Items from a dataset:
┄┄┄┄┄┄

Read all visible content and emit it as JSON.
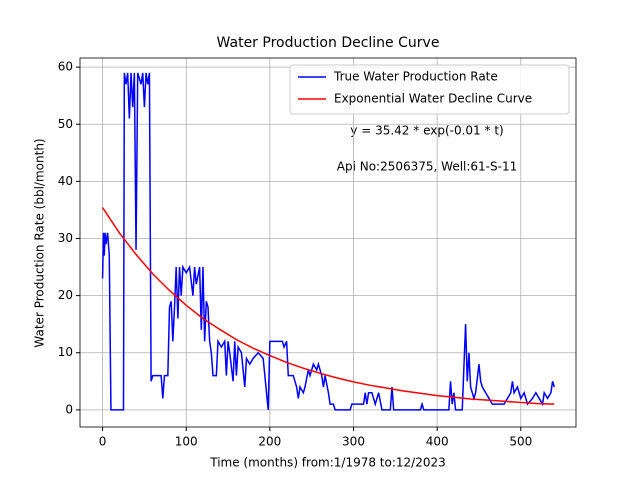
{
  "chart_data": {
    "type": "line",
    "title": "Water Production Decline Curve",
    "xlabel": "Time (months) from:1/1978 to:12/2023",
    "ylabel": "Water Production Rate (bbl/month)",
    "annotations": [
      "y = 35.42 * exp(-0.01 * t)",
      "Api No:2506375, Well:61-S-11"
    ],
    "xlim": [
      -27,
      566
    ],
    "ylim": [
      -3,
      61.6
    ],
    "xticks": [
      0,
      100,
      200,
      300,
      400,
      500
    ],
    "yticks": [
      0,
      10,
      20,
      30,
      40,
      50,
      60
    ],
    "grid": true,
    "legend": "upper right",
    "series": [
      {
        "name": "True Water Production Rate",
        "color": "#0000ff",
        "x": [
          0,
          1,
          2,
          3,
          4,
          6,
          8,
          10,
          25,
          26,
          28,
          30,
          32,
          34,
          36,
          38,
          40,
          42,
          46,
          48,
          50,
          52,
          54,
          56,
          58,
          60,
          70,
          72,
          74,
          78,
          80,
          82,
          84,
          86,
          88,
          90,
          92,
          94,
          96,
          100,
          104,
          108,
          110,
          112,
          116,
          118,
          120,
          122,
          124,
          126,
          128,
          130,
          132,
          136,
          138,
          142,
          146,
          148,
          150,
          152,
          156,
          158,
          160,
          162,
          166,
          170,
          172,
          176,
          180,
          186,
          192,
          198,
          200,
          210,
          215,
          217,
          220,
          222,
          228,
          232,
          234,
          236,
          240,
          242,
          246,
          248,
          252,
          256,
          258,
          262,
          264,
          266,
          270,
          272,
          276,
          278,
          296,
          298,
          312,
          314,
          316,
          318,
          322,
          326,
          330,
          334,
          344,
          346,
          348,
          380,
          382,
          384,
          414,
          416,
          418,
          420,
          422,
          430,
          434,
          436,
          438,
          440,
          444,
          446,
          450,
          452,
          454,
          458,
          462,
          466,
          470,
          480,
          488,
          490,
          492,
          496,
          500,
          504,
          508,
          514,
          518,
          522,
          526,
          528,
          532,
          536,
          538,
          540
        ],
        "values": [
          23,
          31,
          27,
          31,
          29,
          31,
          27,
          0,
          0,
          59,
          57,
          59,
          51,
          59,
          53,
          59,
          28,
          59,
          57,
          59,
          53,
          59,
          57,
          59,
          5,
          6,
          6,
          2,
          6,
          6,
          18,
          19,
          12,
          18,
          25,
          16,
          25,
          20,
          25,
          24,
          25,
          20,
          25,
          22,
          25,
          14,
          25,
          12,
          19,
          18,
          12,
          10,
          6,
          6,
          12,
          11,
          12,
          6,
          12,
          10,
          5,
          12,
          6,
          11,
          10,
          4,
          9,
          8,
          9,
          10,
          9,
          0,
          12,
          12,
          12,
          11,
          12,
          6,
          6,
          4,
          2,
          4,
          3,
          4,
          7,
          6,
          8,
          7,
          8,
          6,
          4,
          6,
          3,
          1,
          1,
          0,
          0,
          1,
          1,
          3,
          1,
          3,
          3,
          1,
          3,
          0,
          0,
          4,
          0,
          0,
          1,
          0,
          0,
          5,
          1,
          3,
          0,
          0,
          15,
          5,
          10,
          4,
          2,
          3,
          8,
          5,
          4,
          3,
          2,
          1,
          1,
          1,
          3,
          5,
          3,
          4,
          2,
          3,
          1,
          2,
          3,
          2,
          1,
          3,
          2,
          3,
          5,
          4
        ]
      },
      {
        "name": "Exponential Water Decline Curve",
        "color": "#ff0000",
        "x": [
          0,
          20,
          40,
          60,
          80,
          100,
          120,
          140,
          160,
          180,
          200,
          220,
          240,
          260,
          280,
          300,
          320,
          340,
          360,
          380,
          400,
          420,
          440,
          460,
          480,
          500,
          520,
          540
        ],
        "values": [
          35.42,
          31.0,
          27.2,
          23.8,
          20.9,
          18.3,
          16.0,
          14.1,
          12.3,
          10.8,
          9.5,
          8.3,
          7.3,
          6.4,
          5.6,
          4.9,
          4.3,
          3.8,
          3.3,
          2.9,
          2.5,
          2.2,
          1.9,
          1.7,
          1.5,
          1.3,
          1.1,
          1.0
        ]
      }
    ]
  }
}
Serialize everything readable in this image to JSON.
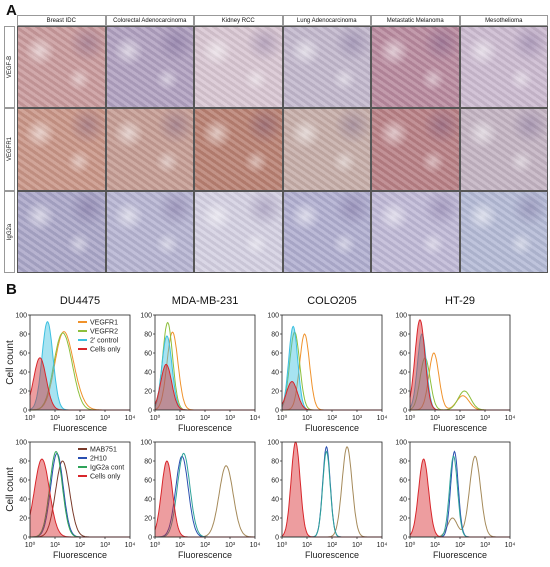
{
  "panel_a": {
    "letter": "A",
    "columns": [
      "Breast IDC",
      "Colorectal Adenocarcinoma",
      "Kidney RCC",
      "Lung Adenocarcinoma",
      "Metastatic Melanoma",
      "Mesothelioma"
    ],
    "rows": [
      "VEGF-B",
      "VEGFR1",
      "IgG2a"
    ],
    "tile_colors": [
      [
        "#c99a9c",
        "#b0a0c0",
        "#d8c6d2",
        "#c2b7cc",
        "#b8899e",
        "#cbbad0"
      ],
      [
        "#c99587",
        "#c59c93",
        "#b98072",
        "#c6ada8",
        "#b87f85",
        "#c3b3c2"
      ],
      [
        "#aaa6c8",
        "#b6b4d2",
        "#d4d0e2",
        "#b0aed0",
        "#bfb8d6",
        "#b4bad6"
      ]
    ]
  },
  "panel_b": {
    "letter": "B",
    "chart_data": [
      {
        "type": "line",
        "title": "DU4475",
        "xlabel": "Fluorescence",
        "ylabel": "Cell count",
        "xscale": "log",
        "xlim": [
          1,
          10000
        ],
        "ylim": [
          0,
          100
        ],
        "x_ticks": [
          "10⁰",
          "10¹",
          "10²",
          "10³",
          "10⁴"
        ],
        "y_ticks": [
          "0",
          "20",
          "40",
          "60",
          "80",
          "100"
        ],
        "legend": "top-right",
        "series": [
          {
            "name": "VEGFR1",
            "color": "#f0922b",
            "filled": false,
            "peaks": [
              {
                "x": 18,
                "y": 58,
                "w": 0.32
              },
              {
                "x": 40,
                "y": 35,
                "w": 0.35
              }
            ]
          },
          {
            "name": "VEGFR2",
            "color": "#8dbf3c",
            "filled": false,
            "peaks": [
              {
                "x": 15,
                "y": 57,
                "w": 0.3
              },
              {
                "x": 35,
                "y": 40,
                "w": 0.3
              }
            ]
          },
          {
            "name": "2' control",
            "color": "#3cc0e0",
            "filled": true,
            "peaks": [
              {
                "x": 5,
                "y": 93,
                "w": 0.22
              }
            ]
          },
          {
            "name": "Cells only",
            "color": "#d8262b",
            "filled": true,
            "peaks": [
              {
                "x": 2.5,
                "y": 55,
                "w": 0.25
              }
            ]
          }
        ]
      },
      {
        "type": "line",
        "title": "MDA-MB-231",
        "xlabel": "Fluorescence",
        "ylabel": "",
        "xscale": "log",
        "xlim": [
          1,
          10000
        ],
        "ylim": [
          0,
          100
        ],
        "x_ticks": [
          "10⁰",
          "10¹",
          "10²",
          "10³",
          "10⁴"
        ],
        "y_ticks": [
          "0",
          "20",
          "40",
          "60",
          "80",
          "100"
        ],
        "series": [
          {
            "name": "VEGFR1",
            "color": "#f0922b",
            "filled": false,
            "peaks": [
              {
                "x": 5,
                "y": 82,
                "w": 0.22
              }
            ]
          },
          {
            "name": "VEGFR2",
            "color": "#8dbf3c",
            "filled": false,
            "peaks": [
              {
                "x": 3.2,
                "y": 92,
                "w": 0.2
              }
            ]
          },
          {
            "name": "2' control",
            "color": "#3cc0e0",
            "filled": true,
            "peaks": [
              {
                "x": 3,
                "y": 78,
                "w": 0.2
              }
            ]
          },
          {
            "name": "Cells only",
            "color": "#d8262b",
            "filled": true,
            "peaks": [
              {
                "x": 2.8,
                "y": 48,
                "w": 0.22
              }
            ]
          }
        ]
      },
      {
        "type": "line",
        "title": "COLO205",
        "xlabel": "Fluorescence",
        "ylabel": "",
        "xscale": "log",
        "xlim": [
          1,
          10000
        ],
        "ylim": [
          0,
          100
        ],
        "x_ticks": [
          "10⁰",
          "10¹",
          "10²",
          "10³",
          "10⁴"
        ],
        "y_ticks": [
          "0",
          "20",
          "40",
          "60",
          "80",
          "100"
        ],
        "series": [
          {
            "name": "VEGFR1",
            "color": "#f0922b",
            "filled": false,
            "peaks": [
              {
                "x": 8,
                "y": 80,
                "w": 0.2
              }
            ]
          },
          {
            "name": "VEGFR2",
            "color": "#8dbf3c",
            "filled": false,
            "peaks": [
              {
                "x": 3.2,
                "y": 82,
                "w": 0.2
              }
            ]
          },
          {
            "name": "2' control",
            "color": "#3cc0e0",
            "filled": true,
            "peaks": [
              {
                "x": 2.8,
                "y": 88,
                "w": 0.18
              }
            ]
          },
          {
            "name": "Cells only",
            "color": "#d8262b",
            "filled": true,
            "peaks": [
              {
                "x": 2.5,
                "y": 30,
                "w": 0.22
              }
            ]
          }
        ]
      },
      {
        "type": "line",
        "title": "HT-29",
        "xlabel": "Fluorescence",
        "ylabel": "",
        "xscale": "log",
        "xlim": [
          1,
          10000
        ],
        "ylim": [
          0,
          100
        ],
        "x_ticks": [
          "10⁰",
          "10¹",
          "10²",
          "10³",
          "10⁴"
        ],
        "y_ticks": [
          "0",
          "20",
          "40",
          "60",
          "80",
          "100"
        ],
        "series": [
          {
            "name": "VEGFR1",
            "color": "#f0922b",
            "filled": false,
            "peaks": [
              {
                "x": 9,
                "y": 60,
                "w": 0.2
              },
              {
                "x": 130,
                "y": 15,
                "w": 0.25
              }
            ]
          },
          {
            "name": "VEGFR2",
            "color": "#8dbf3c",
            "filled": false,
            "peaks": [
              {
                "x": 4,
                "y": 55,
                "w": 0.2
              },
              {
                "x": 150,
                "y": 20,
                "w": 0.25
              }
            ]
          },
          {
            "name": "2' control",
            "color": "#3cc0e0",
            "filled": true,
            "peaks": [
              {
                "x": 3,
                "y": 80,
                "w": 0.18
              }
            ]
          },
          {
            "name": "Cells only",
            "color": "#d8262b",
            "filled": true,
            "peaks": [
              {
                "x": 2.5,
                "y": 95,
                "w": 0.2
              }
            ]
          }
        ]
      },
      {
        "type": "line",
        "title": "",
        "xlabel": "Fluorescence",
        "ylabel": "Cell count",
        "xscale": "log",
        "xlim": [
          1,
          10000
        ],
        "ylim": [
          0,
          100
        ],
        "x_ticks": [
          "10⁰",
          "10¹",
          "10²",
          "10³",
          "10⁴"
        ],
        "y_ticks": [
          "0",
          "20",
          "40",
          "60",
          "80",
          "100"
        ],
        "legend": "top-right",
        "series": [
          {
            "name": "MAB751",
            "color": "#7a3a2a",
            "filled": false,
            "peaks": [
              {
                "x": 20,
                "y": 80,
                "w": 0.28
              }
            ]
          },
          {
            "name": "2H10",
            "color": "#2a4fb0",
            "filled": false,
            "peaks": [
              {
                "x": 12,
                "y": 88,
                "w": 0.25
              }
            ]
          },
          {
            "name": "IgG2a cont",
            "color": "#2fa35a",
            "filled": false,
            "peaks": [
              {
                "x": 11,
                "y": 90,
                "w": 0.25
              }
            ]
          },
          {
            "name": "Cells only",
            "color": "#d8262b",
            "filled": true,
            "peaks": [
              {
                "x": 3,
                "y": 82,
                "w": 0.3
              }
            ]
          }
        ]
      },
      {
        "type": "line",
        "title": "",
        "xlabel": "Fluorescence",
        "ylabel": "",
        "xscale": "log",
        "xlim": [
          1,
          10000
        ],
        "ylim": [
          0,
          100
        ],
        "x_ticks": [
          "10⁰",
          "10¹",
          "10²",
          "10³",
          "10⁴"
        ],
        "y_ticks": [
          "0",
          "20",
          "40",
          "60",
          "80",
          "100"
        ],
        "series": [
          {
            "name": "MAB751",
            "color": "#a58a5a",
            "filled": false,
            "peaks": [
              {
                "x": 700,
                "y": 75,
                "w": 0.28
              }
            ]
          },
          {
            "name": "2H10",
            "color": "#2a4fb0",
            "filled": false,
            "peaks": [
              {
                "x": 12,
                "y": 85,
                "w": 0.25
              }
            ]
          },
          {
            "name": "IgG2a cont",
            "color": "#2fa39a",
            "filled": false,
            "peaks": [
              {
                "x": 14,
                "y": 88,
                "w": 0.25
              }
            ]
          },
          {
            "name": "Cells only",
            "color": "#d8262b",
            "filled": true,
            "peaks": [
              {
                "x": 3,
                "y": 80,
                "w": 0.22
              }
            ]
          }
        ]
      },
      {
        "type": "line",
        "title": "",
        "xlabel": "Fluorescence",
        "ylabel": "",
        "xscale": "log",
        "xlim": [
          1,
          10000
        ],
        "ylim": [
          0,
          100
        ],
        "x_ticks": [
          "10⁰",
          "10¹",
          "10²",
          "10³",
          "10⁴"
        ],
        "y_ticks": [
          "0",
          "20",
          "40",
          "60",
          "80",
          "100"
        ],
        "series": [
          {
            "name": "MAB751",
            "color": "#a58a5a",
            "filled": false,
            "peaks": [
              {
                "x": 400,
                "y": 95,
                "w": 0.2
              }
            ]
          },
          {
            "name": "2H10",
            "color": "#2a4fb0",
            "filled": false,
            "peaks": [
              {
                "x": 60,
                "y": 95,
                "w": 0.15
              }
            ]
          },
          {
            "name": "IgG2a cont",
            "color": "#2fa39a",
            "filled": false,
            "peaks": [
              {
                "x": 60,
                "y": 90,
                "w": 0.15
              }
            ]
          },
          {
            "name": "Cells only",
            "color": "#d8262b",
            "filled": true,
            "peaks": [
              {
                "x": 3.5,
                "y": 100,
                "w": 0.18
              }
            ]
          }
        ]
      },
      {
        "type": "line",
        "title": "",
        "xlabel": "Fluorescence",
        "ylabel": "",
        "xscale": "log",
        "xlim": [
          1,
          10000
        ],
        "ylim": [
          0,
          100
        ],
        "x_ticks": [
          "10⁰",
          "10¹",
          "10²",
          "10³",
          "10⁴"
        ],
        "y_ticks": [
          "0",
          "20",
          "40",
          "60",
          "80",
          "100"
        ],
        "series": [
          {
            "name": "MAB751",
            "color": "#a58a5a",
            "filled": false,
            "peaks": [
              {
                "x": 400,
                "y": 85,
                "w": 0.22
              },
              {
                "x": 50,
                "y": 20,
                "w": 0.2
              }
            ]
          },
          {
            "name": "2H10",
            "color": "#2a4fb0",
            "filled": false,
            "peaks": [
              {
                "x": 60,
                "y": 90,
                "w": 0.15
              }
            ]
          },
          {
            "name": "IgG2a cont",
            "color": "#2fa39a",
            "filled": false,
            "peaks": [
              {
                "x": 55,
                "y": 85,
                "w": 0.16
              }
            ]
          },
          {
            "name": "Cells only",
            "color": "#d8262b",
            "filled": true,
            "peaks": [
              {
                "x": 3.5,
                "y": 82,
                "w": 0.2
              }
            ]
          }
        ]
      }
    ]
  }
}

┄┄┄┄┄┄

WRITTEN PROBLEM:
Go over the records above line by line and count those holding the word "Water". Reply only with the number.

RESPONSE:
4